## start Listed entries
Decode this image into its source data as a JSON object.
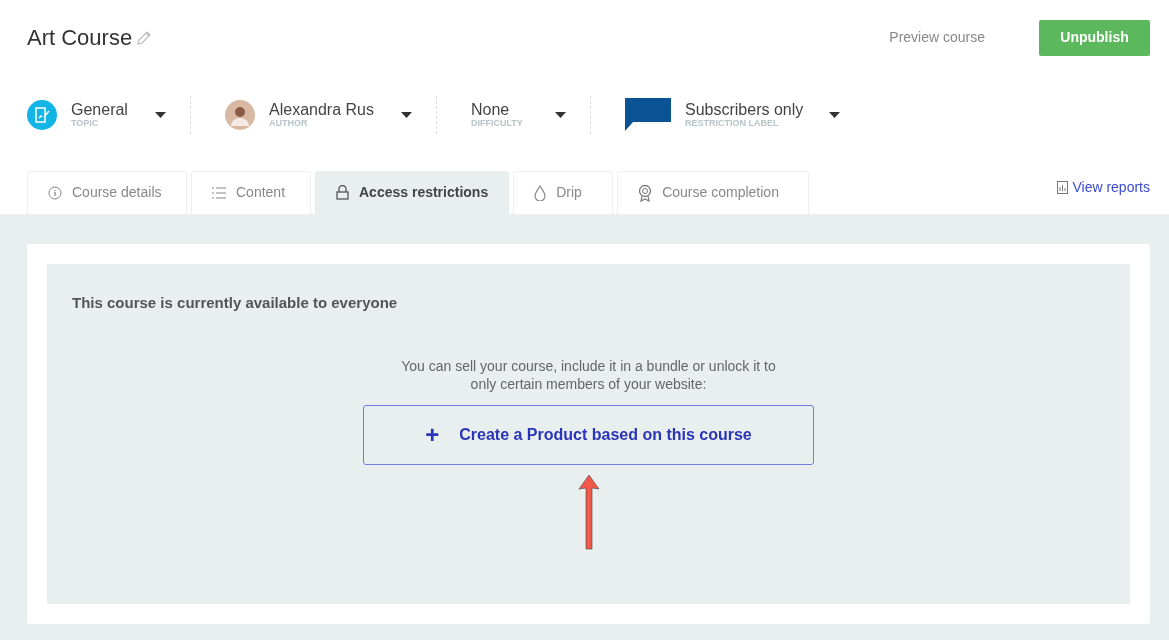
{
  "title": "Art Course",
  "header_buttons": [
    {
      "kind": "link",
      "label": "Preview course"
    },
    {
      "kind": "primary",
      "label": "Unpublish"
    }
  ],
  "selectors": [
    {
      "kind": "topic",
      "value": "General",
      "caption": "TOPIC"
    },
    {
      "kind": "author",
      "value": "Alexandra Rus",
      "caption": "AUTHOR"
    },
    {
      "kind": "plain",
      "value": "None",
      "caption": "DIFFICULTY"
    },
    {
      "kind": "label",
      "value": "Subscribers only",
      "caption": "RESTRICTION LABEL",
      "color": "#0b5394"
    }
  ],
  "tabs": [
    {
      "label": "Course details",
      "selected": false
    },
    {
      "label": "Content",
      "selected": false
    },
    {
      "label": "Access restrictions",
      "selected": true
    },
    {
      "label": "Drip",
      "selected": false
    },
    {
      "label": "Course completion",
      "selected": false
    }
  ],
  "reports_link": "View reports",
  "panel": {
    "heading": "This course is currently available to everyone",
    "description": "You can sell your course, include it in a bundle or unlock it to only certain members of your website:",
    "button": {
      "icon_text": "+",
      "label": "Create a Product based on this course"
    }
  }
}
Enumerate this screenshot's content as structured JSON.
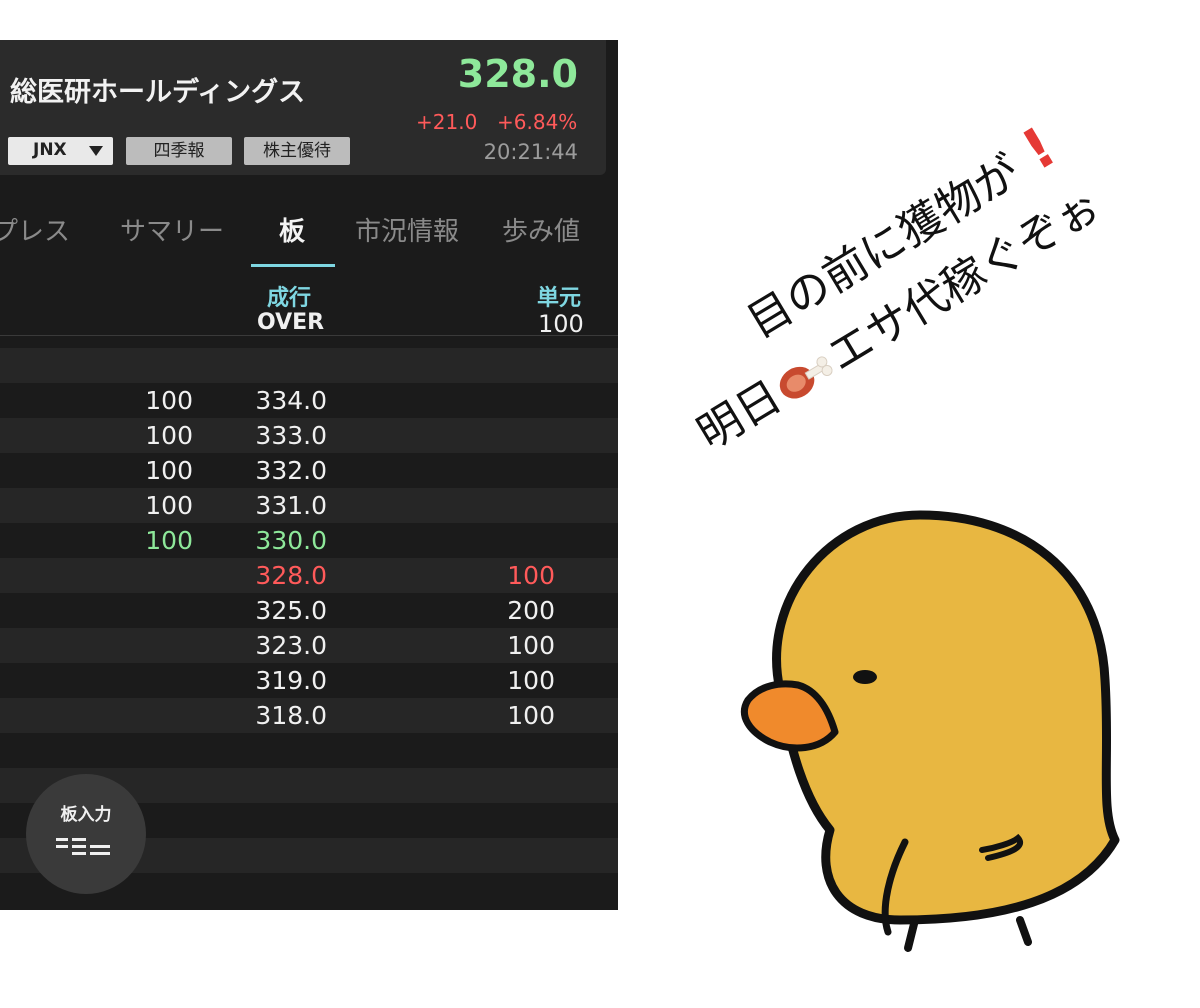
{
  "stock": {
    "name": "総医研ホールディングス",
    "price": "328.0",
    "change": "+21.0",
    "change_pct": "+6.84%",
    "time": "20:21:44",
    "market": "JNX",
    "buttons": [
      "四季報",
      "株主優待"
    ]
  },
  "tabs": [
    "プレス",
    "サマリー",
    "板",
    "市況情報",
    "歩み値"
  ],
  "active_tab": "板",
  "board": {
    "center_header": {
      "label": "成行",
      "value": "OVER"
    },
    "right_header": {
      "label": "単元",
      "value": "100"
    },
    "rows": [
      {
        "sell": "100",
        "price": "334.0",
        "buy": ""
      },
      {
        "sell": "100",
        "price": "333.0",
        "buy": ""
      },
      {
        "sell": "100",
        "price": "332.0",
        "buy": ""
      },
      {
        "sell": "100",
        "price": "331.0",
        "buy": ""
      },
      {
        "sell": "100",
        "price": "330.0",
        "buy": ""
      },
      {
        "sell": "",
        "price": "328.0",
        "buy": "100"
      },
      {
        "sell": "",
        "price": "325.0",
        "buy": "200"
      },
      {
        "sell": "",
        "price": "323.0",
        "buy": "100"
      },
      {
        "sell": "",
        "price": "319.0",
        "buy": "100"
      },
      {
        "sell": "",
        "price": "318.0",
        "buy": "100"
      }
    ],
    "input_button": "板入力"
  },
  "caption": {
    "line1": "目の前に獲物が",
    "line2_before": "明日",
    "line2_after": "エサ代稼ぐぞぉ"
  },
  "colors": {
    "price_up": "#8ee89a",
    "change_red": "#ff5a5a",
    "accent": "#7fd7e2",
    "panel_bg": "#1b1b1b"
  },
  "icons": [
    "exclamation-icon",
    "meat-emoji-icon",
    "chick-illustration",
    "board-input-icon"
  ]
}
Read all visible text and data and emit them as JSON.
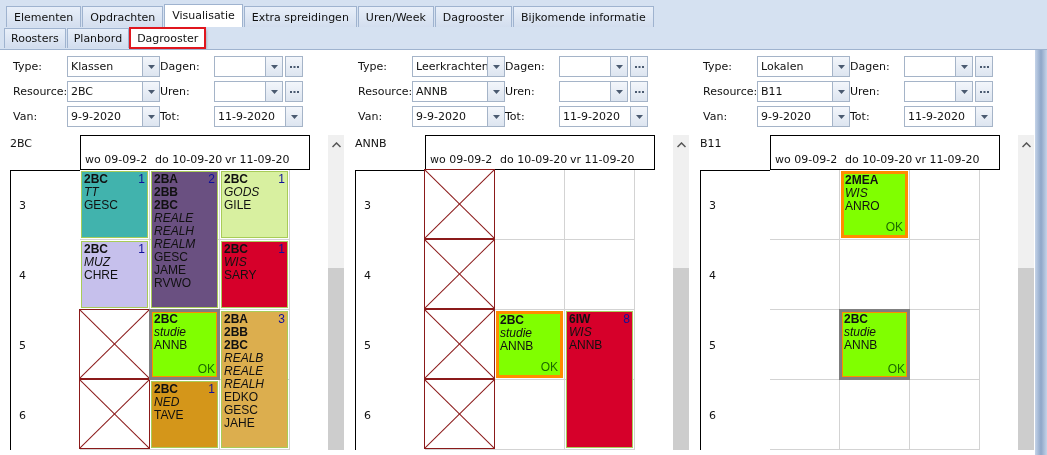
{
  "tabs": [
    {
      "label": "Elementen",
      "selected": false
    },
    {
      "label": "Opdrachten",
      "selected": false
    },
    {
      "label": "Visualisatie",
      "selected": true
    },
    {
      "label": "Extra spreidingen",
      "selected": false
    },
    {
      "label": "Uren/Week",
      "selected": false
    },
    {
      "label": "Dagrooster",
      "selected": false
    },
    {
      "label": "Bijkomende informatie",
      "selected": false
    }
  ],
  "subtabs": [
    {
      "label": "Roosters",
      "selected": false,
      "highlighted": false
    },
    {
      "label": "Planbord",
      "selected": false,
      "highlighted": false
    },
    {
      "label": "Dagrooster",
      "selected": true,
      "highlighted": true
    }
  ],
  "panels": [
    {
      "form": [
        {
          "label": "Type:",
          "kind": "combo",
          "value": "Klassen"
        },
        {
          "label": "Dagen:",
          "kind": "picker"
        },
        {
          "label": "Resource:",
          "kind": "combo",
          "value": "2BC"
        },
        {
          "label": "Uren:",
          "kind": "picker"
        },
        {
          "label": "Van:",
          "kind": "date",
          "value": "9-9-2020"
        },
        {
          "label": "Tot:",
          "kind": "date",
          "value": "11-9-2020"
        }
      ],
      "title": "2BC",
      "periods": [
        "3",
        "4",
        "5",
        "6"
      ],
      "days": [
        {
          "label": "wo 09-09-2",
          "cells": [
            {
              "kind": "lesson",
              "color": "#41b3ad",
              "groups": [
                "2BC"
              ],
              "subjects": [
                "TT"
              ],
              "teachers": [
                "GESC"
              ],
              "count": "1",
              "selected": false,
              "highlighted": false
            },
            {
              "kind": "lesson",
              "color": "#c6c0ec",
              "groups": [
                "2BC"
              ],
              "subjects": [
                "MUZ"
              ],
              "teachers": [
                "CHRE"
              ],
              "count": "1",
              "selected": false,
              "highlighted": false
            },
            {
              "kind": "blocked"
            },
            {
              "kind": "blocked"
            }
          ]
        },
        {
          "label": "do 10-09-20",
          "cells": [
            {
              "kind": "lesson",
              "color": "#6a5081",
              "groups": [
                "2BA",
                "2BB",
                "2BC"
              ],
              "subjects": [
                "REALE",
                "REALH",
                "REALM"
              ],
              "teachers": [
                "GESC",
                "JAME",
                "RVWO"
              ],
              "count": "2",
              "selected": false,
              "highlighted": false
            },
            {
              "kind": "continued"
            },
            {
              "kind": "lesson",
              "color": "#80ff00",
              "groups": [
                "2BC"
              ],
              "subjects": [
                "studie"
              ],
              "teachers": [
                "ANNB"
              ],
              "status": "OK",
              "selected": true,
              "highlighted": true
            },
            {
              "kind": "lesson",
              "color": "#d4961a",
              "groups": [
                "2BC"
              ],
              "subjects": [
                "NED"
              ],
              "teachers": [
                "TAVE"
              ],
              "count": "1",
              "selected": false,
              "highlighted": false
            }
          ]
        },
        {
          "label": "vr 11-09-20",
          "cells": [
            {
              "kind": "lesson",
              "color": "#d8f0a0",
              "groups": [
                "2BC"
              ],
              "subjects": [
                "GODS"
              ],
              "teachers": [
                "GILE"
              ],
              "count": "1",
              "selected": false,
              "highlighted": false
            },
            {
              "kind": "lesson",
              "color": "#d6002a",
              "groups": [
                "2BC"
              ],
              "subjects": [
                "WIS"
              ],
              "teachers": [
                "SARY"
              ],
              "count": "1",
              "selected": false,
              "highlighted": false
            },
            {
              "kind": "lesson",
              "color": "#dcae4e",
              "groups": [
                "2BA",
                "2BB",
                "2BC"
              ],
              "subjects": [
                "REALB",
                "REALE",
                "REALH"
              ],
              "teachers": [
                "EDKO",
                "GESC",
                "JAHE"
              ],
              "count": "3",
              "selected": false,
              "highlighted": false
            },
            {
              "kind": "continued"
            }
          ]
        }
      ]
    },
    {
      "form": [
        {
          "label": "Type:",
          "kind": "combo",
          "value": "Leerkrachten"
        },
        {
          "label": "Dagen:",
          "kind": "picker"
        },
        {
          "label": "Resource:",
          "kind": "combo",
          "value": "ANNB"
        },
        {
          "label": "Uren:",
          "kind": "picker"
        },
        {
          "label": "Van:",
          "kind": "date",
          "value": "9-9-2020"
        },
        {
          "label": "Tot:",
          "kind": "date",
          "value": "11-9-2020"
        }
      ],
      "title": "ANNB",
      "periods": [
        "3",
        "4",
        "5",
        "6"
      ],
      "days": [
        {
          "label": "wo 09-09-2",
          "cells": [
            {
              "kind": "blocked"
            },
            {
              "kind": "blocked"
            },
            {
              "kind": "blocked"
            },
            {
              "kind": "blocked"
            }
          ]
        },
        {
          "label": "do 10-09-20",
          "cells": [
            {
              "kind": "empty"
            },
            {
              "kind": "empty"
            },
            {
              "kind": "lesson",
              "color": "#80ff00",
              "groups": [
                "2BC"
              ],
              "subjects": [
                "studie"
              ],
              "teachers": [
                "ANNB"
              ],
              "status": "OK",
              "selected": false,
              "highlighted": true
            },
            {
              "kind": "empty"
            }
          ]
        },
        {
          "label": "vr 11-09-20",
          "cells": [
            {
              "kind": "empty"
            },
            {
              "kind": "empty"
            },
            {
              "kind": "lesson",
              "color": "#d6002a",
              "groups": [
                "6IW"
              ],
              "subjects": [
                "WIS"
              ],
              "teachers": [
                "ANNB"
              ],
              "count": "8",
              "selected": false,
              "highlighted": false
            },
            {
              "kind": "continued"
            }
          ]
        }
      ]
    },
    {
      "form": [
        {
          "label": "Type:",
          "kind": "combo",
          "value": "Lokalen"
        },
        {
          "label": "Dagen:",
          "kind": "picker"
        },
        {
          "label": "Resource:",
          "kind": "combo",
          "value": "B11"
        },
        {
          "label": "Uren:",
          "kind": "picker"
        },
        {
          "label": "Van:",
          "kind": "date",
          "value": "9-9-2020"
        },
        {
          "label": "Tot:",
          "kind": "date",
          "value": "11-9-2020"
        }
      ],
      "title": "B11",
      "periods": [
        "3",
        "4",
        "5",
        "6"
      ],
      "days": [
        {
          "label": "wo 09-09-2",
          "cells": [
            {
              "kind": "empty"
            },
            {
              "kind": "empty"
            },
            {
              "kind": "empty"
            },
            {
              "kind": "empty"
            }
          ]
        },
        {
          "label": "do 10-09-20",
          "cells": [
            {
              "kind": "lesson",
              "color": "#80ff00",
              "groups": [
                "2MEA"
              ],
              "subjects": [
                "WIS"
              ],
              "teachers": [
                "ANRO"
              ],
              "status": "OK",
              "selected": false,
              "highlighted": true
            },
            {
              "kind": "empty"
            },
            {
              "kind": "lesson",
              "color": "#80ff00",
              "groups": [
                "2BC"
              ],
              "subjects": [
                "studie"
              ],
              "teachers": [
                "ANNB"
              ],
              "status": "OK",
              "selected": true,
              "highlighted": true
            },
            {
              "kind": "empty"
            }
          ]
        },
        {
          "label": "vr 11-09-20",
          "cells": [
            {
              "kind": "empty"
            },
            {
              "kind": "empty"
            },
            {
              "kind": "empty"
            },
            {
              "kind": "empty"
            }
          ]
        }
      ]
    }
  ]
}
## end Listed entries
● **Set exercise**
Check the data for the word "only" and pull out the lines that have it.

● **Result of the task**
      "value": "Subscribers only",
    "description": "You can sell your course, include it in a bundle or unlock it to only certain members of your website:",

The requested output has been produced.